(begin)

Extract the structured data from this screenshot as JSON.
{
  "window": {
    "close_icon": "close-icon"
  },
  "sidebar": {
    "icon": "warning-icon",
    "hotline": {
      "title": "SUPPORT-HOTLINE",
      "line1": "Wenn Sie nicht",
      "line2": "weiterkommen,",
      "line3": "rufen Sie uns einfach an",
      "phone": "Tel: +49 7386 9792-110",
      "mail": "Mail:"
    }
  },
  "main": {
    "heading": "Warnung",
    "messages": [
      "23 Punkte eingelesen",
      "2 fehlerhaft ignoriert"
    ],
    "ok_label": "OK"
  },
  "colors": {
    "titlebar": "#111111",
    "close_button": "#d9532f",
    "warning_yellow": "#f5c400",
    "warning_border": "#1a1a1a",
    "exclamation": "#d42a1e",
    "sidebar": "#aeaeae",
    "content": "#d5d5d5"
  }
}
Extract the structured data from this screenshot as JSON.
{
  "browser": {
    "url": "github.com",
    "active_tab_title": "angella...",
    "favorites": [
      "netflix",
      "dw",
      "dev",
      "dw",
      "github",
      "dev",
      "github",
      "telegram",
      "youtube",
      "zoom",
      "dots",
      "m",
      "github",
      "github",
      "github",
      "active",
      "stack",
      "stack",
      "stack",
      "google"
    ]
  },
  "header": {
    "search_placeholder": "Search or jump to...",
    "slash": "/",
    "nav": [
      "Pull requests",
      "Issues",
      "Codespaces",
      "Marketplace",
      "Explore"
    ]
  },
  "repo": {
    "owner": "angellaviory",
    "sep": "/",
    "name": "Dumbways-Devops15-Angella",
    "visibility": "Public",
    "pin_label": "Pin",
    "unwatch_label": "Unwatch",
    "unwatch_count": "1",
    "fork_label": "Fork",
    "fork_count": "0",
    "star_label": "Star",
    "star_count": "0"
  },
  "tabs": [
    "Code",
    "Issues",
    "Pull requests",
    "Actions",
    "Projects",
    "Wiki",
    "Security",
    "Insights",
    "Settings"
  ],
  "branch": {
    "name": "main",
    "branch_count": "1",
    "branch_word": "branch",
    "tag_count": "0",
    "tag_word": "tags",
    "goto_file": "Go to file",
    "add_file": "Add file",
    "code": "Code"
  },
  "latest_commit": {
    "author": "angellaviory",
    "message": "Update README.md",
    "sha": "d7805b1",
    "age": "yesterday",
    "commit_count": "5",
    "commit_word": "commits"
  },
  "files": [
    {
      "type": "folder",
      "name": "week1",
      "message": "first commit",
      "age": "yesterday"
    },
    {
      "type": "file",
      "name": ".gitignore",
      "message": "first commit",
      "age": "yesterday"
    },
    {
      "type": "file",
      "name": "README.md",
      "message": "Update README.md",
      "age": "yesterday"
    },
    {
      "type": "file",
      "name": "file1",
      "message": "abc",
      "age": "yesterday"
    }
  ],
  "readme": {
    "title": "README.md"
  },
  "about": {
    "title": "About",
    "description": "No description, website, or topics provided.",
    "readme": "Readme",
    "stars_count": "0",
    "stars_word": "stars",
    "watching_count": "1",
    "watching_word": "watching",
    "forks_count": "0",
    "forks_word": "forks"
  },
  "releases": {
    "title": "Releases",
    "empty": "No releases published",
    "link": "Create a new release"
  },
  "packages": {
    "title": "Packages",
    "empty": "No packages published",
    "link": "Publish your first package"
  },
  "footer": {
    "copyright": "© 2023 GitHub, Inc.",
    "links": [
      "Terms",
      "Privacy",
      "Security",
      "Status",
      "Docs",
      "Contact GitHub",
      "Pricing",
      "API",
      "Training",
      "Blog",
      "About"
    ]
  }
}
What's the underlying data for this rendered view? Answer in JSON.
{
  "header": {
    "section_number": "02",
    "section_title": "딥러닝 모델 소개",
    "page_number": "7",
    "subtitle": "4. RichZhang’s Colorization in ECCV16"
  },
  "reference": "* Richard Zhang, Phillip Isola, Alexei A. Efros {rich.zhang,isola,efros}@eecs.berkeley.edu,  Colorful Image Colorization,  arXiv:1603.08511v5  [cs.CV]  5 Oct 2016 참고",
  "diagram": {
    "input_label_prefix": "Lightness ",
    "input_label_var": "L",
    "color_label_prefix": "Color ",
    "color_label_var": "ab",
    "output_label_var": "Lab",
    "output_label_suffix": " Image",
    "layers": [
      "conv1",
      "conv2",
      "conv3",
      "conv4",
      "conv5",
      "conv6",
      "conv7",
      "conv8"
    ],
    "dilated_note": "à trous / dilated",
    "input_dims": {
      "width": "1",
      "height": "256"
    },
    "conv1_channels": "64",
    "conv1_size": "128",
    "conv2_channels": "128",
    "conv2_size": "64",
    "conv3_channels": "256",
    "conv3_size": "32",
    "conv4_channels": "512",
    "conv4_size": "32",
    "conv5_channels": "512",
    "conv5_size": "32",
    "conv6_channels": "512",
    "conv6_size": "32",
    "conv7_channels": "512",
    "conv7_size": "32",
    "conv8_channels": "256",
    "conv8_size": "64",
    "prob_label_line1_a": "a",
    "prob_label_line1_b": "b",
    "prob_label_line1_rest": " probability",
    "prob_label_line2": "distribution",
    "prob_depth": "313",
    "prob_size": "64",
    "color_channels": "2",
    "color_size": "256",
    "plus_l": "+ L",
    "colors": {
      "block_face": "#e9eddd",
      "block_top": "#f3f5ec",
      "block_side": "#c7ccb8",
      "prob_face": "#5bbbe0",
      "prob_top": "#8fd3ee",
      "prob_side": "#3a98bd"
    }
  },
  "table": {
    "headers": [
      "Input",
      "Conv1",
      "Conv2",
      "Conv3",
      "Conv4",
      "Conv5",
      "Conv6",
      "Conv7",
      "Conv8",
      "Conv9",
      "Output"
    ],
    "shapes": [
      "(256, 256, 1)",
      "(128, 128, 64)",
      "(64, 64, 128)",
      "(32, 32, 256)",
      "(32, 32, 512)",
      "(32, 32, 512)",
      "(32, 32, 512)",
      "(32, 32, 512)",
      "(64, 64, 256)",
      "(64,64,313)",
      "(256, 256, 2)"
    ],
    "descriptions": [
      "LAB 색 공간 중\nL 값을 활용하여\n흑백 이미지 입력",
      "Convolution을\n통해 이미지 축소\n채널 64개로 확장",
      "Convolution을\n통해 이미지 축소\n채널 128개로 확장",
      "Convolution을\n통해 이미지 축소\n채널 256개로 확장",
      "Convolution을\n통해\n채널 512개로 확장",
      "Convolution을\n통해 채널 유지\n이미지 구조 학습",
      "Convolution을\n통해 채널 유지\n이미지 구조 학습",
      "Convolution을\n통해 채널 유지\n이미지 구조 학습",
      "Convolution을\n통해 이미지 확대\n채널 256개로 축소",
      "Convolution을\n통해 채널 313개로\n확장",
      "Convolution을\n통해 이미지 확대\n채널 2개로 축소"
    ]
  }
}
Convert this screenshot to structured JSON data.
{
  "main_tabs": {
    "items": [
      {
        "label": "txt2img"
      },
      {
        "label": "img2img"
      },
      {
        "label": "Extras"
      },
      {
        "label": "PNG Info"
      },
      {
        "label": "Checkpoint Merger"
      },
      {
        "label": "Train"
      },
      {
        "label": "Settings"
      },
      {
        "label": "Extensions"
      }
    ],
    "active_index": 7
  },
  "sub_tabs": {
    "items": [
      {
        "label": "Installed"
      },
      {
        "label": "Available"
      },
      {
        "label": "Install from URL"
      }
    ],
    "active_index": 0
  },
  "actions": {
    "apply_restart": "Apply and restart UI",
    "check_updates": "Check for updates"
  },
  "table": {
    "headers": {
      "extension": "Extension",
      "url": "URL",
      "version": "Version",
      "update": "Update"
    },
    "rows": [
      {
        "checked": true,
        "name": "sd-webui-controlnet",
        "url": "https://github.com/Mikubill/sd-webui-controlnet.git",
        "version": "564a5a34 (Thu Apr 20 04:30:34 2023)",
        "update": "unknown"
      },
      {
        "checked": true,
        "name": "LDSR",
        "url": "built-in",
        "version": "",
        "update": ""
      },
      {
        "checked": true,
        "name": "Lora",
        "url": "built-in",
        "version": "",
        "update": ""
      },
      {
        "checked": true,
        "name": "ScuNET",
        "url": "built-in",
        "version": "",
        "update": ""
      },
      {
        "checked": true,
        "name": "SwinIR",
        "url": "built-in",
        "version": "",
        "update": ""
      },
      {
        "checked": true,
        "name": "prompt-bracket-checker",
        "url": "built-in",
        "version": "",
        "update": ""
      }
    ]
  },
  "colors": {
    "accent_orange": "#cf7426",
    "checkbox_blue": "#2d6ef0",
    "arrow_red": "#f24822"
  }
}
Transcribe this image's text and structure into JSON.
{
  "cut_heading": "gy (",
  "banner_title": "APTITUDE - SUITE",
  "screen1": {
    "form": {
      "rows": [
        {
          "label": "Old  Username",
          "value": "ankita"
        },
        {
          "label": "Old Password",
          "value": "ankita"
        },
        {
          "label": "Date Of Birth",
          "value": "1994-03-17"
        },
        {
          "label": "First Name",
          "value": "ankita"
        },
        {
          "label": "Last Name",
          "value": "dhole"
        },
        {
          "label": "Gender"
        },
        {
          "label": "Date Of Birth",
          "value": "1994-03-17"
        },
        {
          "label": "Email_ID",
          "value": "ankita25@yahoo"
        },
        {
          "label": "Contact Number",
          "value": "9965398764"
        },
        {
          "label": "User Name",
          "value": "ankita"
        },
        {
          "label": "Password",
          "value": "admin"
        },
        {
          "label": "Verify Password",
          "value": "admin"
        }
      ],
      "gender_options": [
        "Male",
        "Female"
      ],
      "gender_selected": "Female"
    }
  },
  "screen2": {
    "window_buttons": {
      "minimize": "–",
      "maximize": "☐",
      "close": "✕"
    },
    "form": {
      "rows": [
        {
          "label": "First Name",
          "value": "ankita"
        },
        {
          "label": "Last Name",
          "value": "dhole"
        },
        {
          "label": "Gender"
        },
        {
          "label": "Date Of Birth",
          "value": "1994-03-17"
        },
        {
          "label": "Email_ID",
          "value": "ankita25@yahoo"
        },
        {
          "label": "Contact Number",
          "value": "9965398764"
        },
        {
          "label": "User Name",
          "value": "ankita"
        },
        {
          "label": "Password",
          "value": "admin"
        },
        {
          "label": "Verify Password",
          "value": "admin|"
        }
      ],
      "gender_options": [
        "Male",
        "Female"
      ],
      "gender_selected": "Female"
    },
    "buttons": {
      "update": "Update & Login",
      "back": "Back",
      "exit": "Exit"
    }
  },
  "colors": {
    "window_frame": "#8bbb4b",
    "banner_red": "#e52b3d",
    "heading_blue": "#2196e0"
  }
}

(end)

▶ [The problem]:
State the count of lines with the word "icon" in them, and write nothing else.

▶ [Correct result]:
2